TASK SET ->
1. In the essay excerpt, on what night did Allied bombers devastate Darmstadt?
2. Repeat word for word the part of the essay excerpt that begins with the words containing "I learned the" and ends with "the Third Reich.".

Vision and Revision Part I
By spring 2008, the second half of my first year as a Ph.D. student in historical theology at Saint Louis University, it was clear that I would attempt to write my dissertation about the Evangelical Sisterhood of Mary. I would analyze the relationship between the practices and beliefs of this community of Protestant nuns in Germany and their historical context. That much I knew. But which practices? Which beliefs? And which aspects of their context? A dissertation needs to be a focused work, ideally attempting to answer one precise question of the author’s determining. I had some digging to do.
I learned the basics from the sisters’ website. On the night of September 11, 1944, Allied bombers decimated the city of Darmstadt, Germany. Tens of thousands of people died. Most of the city’s residents were homeless by morning. Among them were the members of a Lutheran girls Bible study. They prayed that night for God’s forgiveness in light of his manifest judgment and soon decided to dedicate their lives to him as a formal sisterhood. I later learned that this account was a simplification, but at least it was a start. Even in their most basic account, the sisters connected their origins to their experience of the Third Reich.

ITEMS ->

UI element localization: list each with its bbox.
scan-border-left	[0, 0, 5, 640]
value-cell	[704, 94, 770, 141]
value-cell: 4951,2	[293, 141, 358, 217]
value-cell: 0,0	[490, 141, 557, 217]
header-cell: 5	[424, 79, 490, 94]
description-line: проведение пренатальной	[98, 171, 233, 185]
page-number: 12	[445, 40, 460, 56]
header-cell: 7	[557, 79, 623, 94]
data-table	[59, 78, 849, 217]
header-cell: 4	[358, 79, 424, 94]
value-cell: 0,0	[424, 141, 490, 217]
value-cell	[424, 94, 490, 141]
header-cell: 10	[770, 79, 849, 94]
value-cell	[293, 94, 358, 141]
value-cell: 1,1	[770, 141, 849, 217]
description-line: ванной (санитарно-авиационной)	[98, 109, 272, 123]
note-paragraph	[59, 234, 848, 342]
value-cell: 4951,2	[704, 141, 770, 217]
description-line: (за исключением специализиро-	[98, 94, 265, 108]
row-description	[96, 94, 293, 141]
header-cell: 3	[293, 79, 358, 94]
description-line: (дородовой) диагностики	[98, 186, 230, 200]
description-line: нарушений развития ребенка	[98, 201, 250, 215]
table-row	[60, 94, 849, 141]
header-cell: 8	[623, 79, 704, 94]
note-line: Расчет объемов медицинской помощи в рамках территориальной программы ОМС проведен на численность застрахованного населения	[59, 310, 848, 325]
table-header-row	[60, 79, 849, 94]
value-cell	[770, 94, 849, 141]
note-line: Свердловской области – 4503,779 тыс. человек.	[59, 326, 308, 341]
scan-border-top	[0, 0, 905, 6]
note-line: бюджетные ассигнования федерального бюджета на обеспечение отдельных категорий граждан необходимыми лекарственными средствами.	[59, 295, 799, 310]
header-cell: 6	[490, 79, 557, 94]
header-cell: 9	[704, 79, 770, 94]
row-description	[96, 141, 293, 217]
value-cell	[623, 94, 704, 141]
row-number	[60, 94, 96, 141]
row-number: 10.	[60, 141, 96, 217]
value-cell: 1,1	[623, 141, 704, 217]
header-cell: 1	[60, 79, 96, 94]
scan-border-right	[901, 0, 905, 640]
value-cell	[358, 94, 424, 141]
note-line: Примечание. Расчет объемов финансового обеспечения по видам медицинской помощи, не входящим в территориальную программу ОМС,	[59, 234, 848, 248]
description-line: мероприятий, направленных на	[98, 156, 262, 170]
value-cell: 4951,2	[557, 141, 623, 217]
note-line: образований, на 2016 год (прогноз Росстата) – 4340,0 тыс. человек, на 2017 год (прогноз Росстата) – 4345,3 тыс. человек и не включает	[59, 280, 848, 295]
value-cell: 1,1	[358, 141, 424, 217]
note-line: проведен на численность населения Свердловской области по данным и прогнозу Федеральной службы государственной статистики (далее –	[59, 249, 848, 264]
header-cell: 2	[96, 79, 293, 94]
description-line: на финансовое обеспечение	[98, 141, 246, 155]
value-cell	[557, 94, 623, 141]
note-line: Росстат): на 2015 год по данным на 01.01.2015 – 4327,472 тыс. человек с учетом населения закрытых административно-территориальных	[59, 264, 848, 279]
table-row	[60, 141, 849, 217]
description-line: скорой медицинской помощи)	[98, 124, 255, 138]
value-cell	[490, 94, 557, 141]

RESPONSE LIST ->
1. The night of September 11, 1944.

2.
I learned the basics from the sisters’ website. On the night of September 11, 1944, Allied bombers decimated the city of Darmstadt, Germany. Tens of thousands of people died. Most of the city’s residents were homeless by morning. Among them were the members of a Lutheran girls Bible study. They prayed that night for God’s forgiveness in light of his manifest judgment and soon decided to dedicate their lives to him as a formal sisterhood. I later learned that this account was a simplification, but at least it was a start. Even in their most basic account, the sisters connected their origins to their experience of the Third Reich.